Each entry should be duplicated verbatim; its pictures should not be.

━━━━━ TASK INPUTS

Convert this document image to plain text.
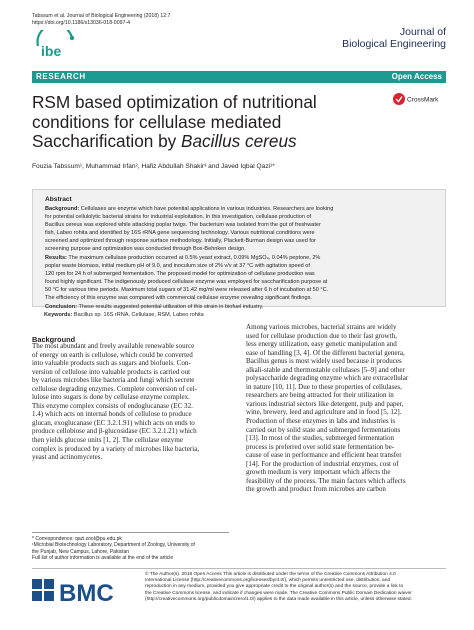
Tabssum et al. Journal of Biological Engineering (2018) 12:7
https://doi.org/10.1186/s13036-018-0097-4
Journal of
Biological Engineering
ibe
RESEARCH	Open Access
RSM based optimization of nutritional
conditions for cellulase mediated
Saccharification by Bacillus cereus
CrossMark
Fouzia Tabssum¹, Muhammad Irfan², Hafiz Abdullah Shakir³ and Javed Iqbal Qazi¹*
Abstract
Background: Cellulases are enzyme which have potential applications in various industries. Researchers are looking
for potential cellulolytic bacterial strains for industrial exploitation. In this investigation, cellulase production of
Bacillus cereus was explored while attacking poplar twigs. The bacterium was isolated from the gut of freshwater
fish, Labeo rohita and identified by 16S rRNA gene sequencing technology. Various nutritional conditions were
screened and optimized through response surface methodology. Initially, Plackett-Burman design was used for
screening purpose and optimization was conducted through Box-Behnken design.
Results: The maximum cellulase production occurred at 0.5% yeast extract, 0.09% MgSO₄, 0.04% peptone, 2%
poplar waste biomass, initial medium pH of 9.0, and inoculum size of 2% v/v at 37 °C with agitation speed of
120 rpm for 24 h of submerged fermentation. The proposed model for optimization of cellulase production was
found highly significant. The indigenously produced cellulase enzyme was employed for saccharification purpose at
50 °C for various time periods. Maximum total sugars of 31.42 mg/ml were released after 6 h of incubation at 50 °C.
The efficiency of this enzyme was compared with commercial cellulase enzyme revealing significant findings.
Conclusion: These results suggested potential utilization of this strain in biofuel industry.
Keywords: Bacillus sp. 16S rRNA, Cellulase, RSM, Labeo rohita
Background
The most abundant and freely available renewable source
of energy on earth is cellulose, which could be converted
into valuable products such as sugars and biofuels. Con-
version of cellulose into valuable products is carried out
by various microbes like bacteria and fungi which secrete
cellulose degrading enzymes. Complete conversion of cel-
lulose into sugars is done by cellulase enzyme complex.
This enzyme complex consists of endoglucanase (EC 32.
1.4) which acts on internal bonds of cellulose to produce
glucan, exoglucanase (EC 3.2.1.91) which acts on ends to
produce cellobiose and β-glucosidase (EC 3.2.1.21) which
then yields glucose units [1, 2]. The cellulase enzyme
complex is produced by a variety of microbes like bacteria,
yeast and actinomycetes.
Among various microbes, bacterial strains are widely
used for cellulase production due to their fast growth,
less energy utilization, easy genetic manipulation and
ease of handling [3, 4]. Of the different bacterial genera,
Bacillus genus is most widely used because it produces
alkali-stable and thermostable cellulases [5–9] and other
polysaccharide degrading enzyme which are extracellular
in nature [10, 11]. Due to these properties of cellulases,
researchers are being attracted for their utilization in
various industrial sectors like detergent, pulp and paper,
wine, brewery, leed and agriculture and in food [5, 12].
Production of these enzymes in labs and industries is
carried out by solid state and submerged fermentations
[13]. In most of the studies, submerged fermentation
process is preferred over solid state fermentation be-
cause of ease in performance and efficient heat transfer
[14]. For the production of industrial enzymes, cost of
growth medium is very important which affects the
feasibility of the process. The main factors which affects
the growth and product from microbes are carbon
* Correspondence: qazi.zool@pu.edu.pk
¹Microbial Biotechnology Laboratory, Department of Zoology, University of
the Punjab, New Campus, Lahore, Pakistan
Full list of author information is available at the end of the article
BMC
© The Author(s). 2018 Open Access This article is distributed under the terms of the Creative Commons Attribution 4.0
International License (http://creativecommons.org/licenses/by/4.0/), which permits unrestricted use, distribution, and
reproduction in any medium, provided you give appropriate credit to the original author(s) and the source, provide a link to
the Creative Commons license, and indicate if changes were made. The Creative Commons Public Domain Dedication waiver
(http://creativecommons.org/publicdomain/zero/1.0/) applies to the data made available in this article, unless otherwise stated.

━━━━━━━━━━

RESPONSE AREA:
Convert this document image to plain text.
Tabssum et al. Journal of Biological Engineering (2018) 12:7
https://doi.org/10.1186/s13036-018-0097-4
Journal of
Biological Engineering
ibe
RESEARCH	Open Access
RSM based optimization of nutritional
conditions for cellulase mediated
Saccharification by Bacillus cereus
CrossMark
Fouzia Tabssum¹, Muhammad Irfan², Hafiz Abdullah Shakir³ and Javed Iqbal Qazi¹*
Abstract
Background: Cellulases are enzyme which have potential applications in various industries. Researchers are looking
for potential cellulolytic bacterial strains for industrial exploitation. In this investigation, cellulase production of
Bacillus cereus was explored while attacking poplar twigs. The bacterium was isolated from the gut of freshwater
fish, Labeo rohita and identified by 16S rRNA gene sequencing technology. Various nutritional conditions were
screened and optimized through response surface methodology. Initially, Plackett-Burman design was used for
screening purpose and optimization was conducted through Box-Behnken design.
Results: The maximum cellulase production occurred at 0.5% yeast extract, 0.09% MgSO₄, 0.04% peptone, 2%
poplar waste biomass, initial medium pH of 9.0, and inoculum size of 2% v/v at 37 °C with agitation speed of
120 rpm for 24 h of submerged fermentation. The proposed model for optimization of cellulase production was
found highly significant. The indigenously produced cellulase enzyme was employed for saccharification purpose at
50 °C for various time periods. Maximum total sugars of 31.42 mg/ml were released after 6 h of incubation at 50 °C.
The efficiency of this enzyme was compared with commercial cellulase enzyme revealing significant findings.
Conclusion: These results suggested potential utilization of this strain in biofuel industry.
Keywords: Bacillus sp. 16S rRNA, Cellulase, RSM, Labeo rohita
Background
The most abundant and freely available renewable source
of energy on earth is cellulose, which could be converted
into valuable products such as sugars and biofuels. Con-
version of cellulose into valuable products is carried out
by various microbes like bacteria and fungi which secrete
cellulose degrading enzymes. Complete conversion of cel-
lulose into sugars is done by cellulase enzyme complex.
This enzyme complex consists of endoglucanase (EC 32.
1.4) which acts on internal bonds of cellulose to produce
glucan, exoglucanase (EC 3.2.1.91) which acts on ends to
produce cellobiose and β-glucosidase (EC 3.2.1.21) which
then yields glucose units [1, 2]. The cellulase enzyme
complex is produced by a variety of microbes like bacteria,
yeast and actinomycetes.
Among various microbes, bacterial strains are widely
used for cellulase production due to their fast growth,
less energy utilization, easy genetic manipulation and
ease of handling [3, 4]. Of the different bacterial genera,
Bacillus genus is most widely used because it produces
alkali-stable and thermostable cellulases [5–9] and other
polysaccharide degrading enzyme which are extracellular
in nature [10, 11]. Due to these properties of cellulases,
researchers are being attracted for their utilization in
various industrial sectors like detergent, pulp and paper,
wine, brewery, leed and agriculture and in food [5, 12].
Production of these enzymes in labs and industries is
carried out by solid state and submerged fermentations
[13]. In most of the studies, submerged fermentation
process is preferred over solid state fermentation be-
cause of ease in performance and efficient heat transfer
[14]. For the production of industrial enzymes, cost of
growth medium is very important which affects the
feasibility of the process. The main factors which affects
the growth and product from microbes are carbon
* Correspondence: qazi.zool@pu.edu.pk
¹Microbial Biotechnology Laboratory, Department of Zoology, University of
the Punjab, New Campus, Lahore, Pakistan
Full list of author information is available at the end of the article
BMC
© The Author(s). 2018 Open Access This article is distributed under the terms of the Creative Commons Attribution 4.0
International License (http://creativecommons.org/licenses/by/4.0/), which permits unrestricted use, distribution, and
reproduction in any medium, provided you give appropriate credit to the original author(s) and the source, provide a link to
the Creative Commons license, and indicate if changes were made. The Creative Commons Public Domain Dedication waiver
(http://creativecommons.org/publicdomain/zero/1.0/) applies to the data made available in this article, unless otherwise stated.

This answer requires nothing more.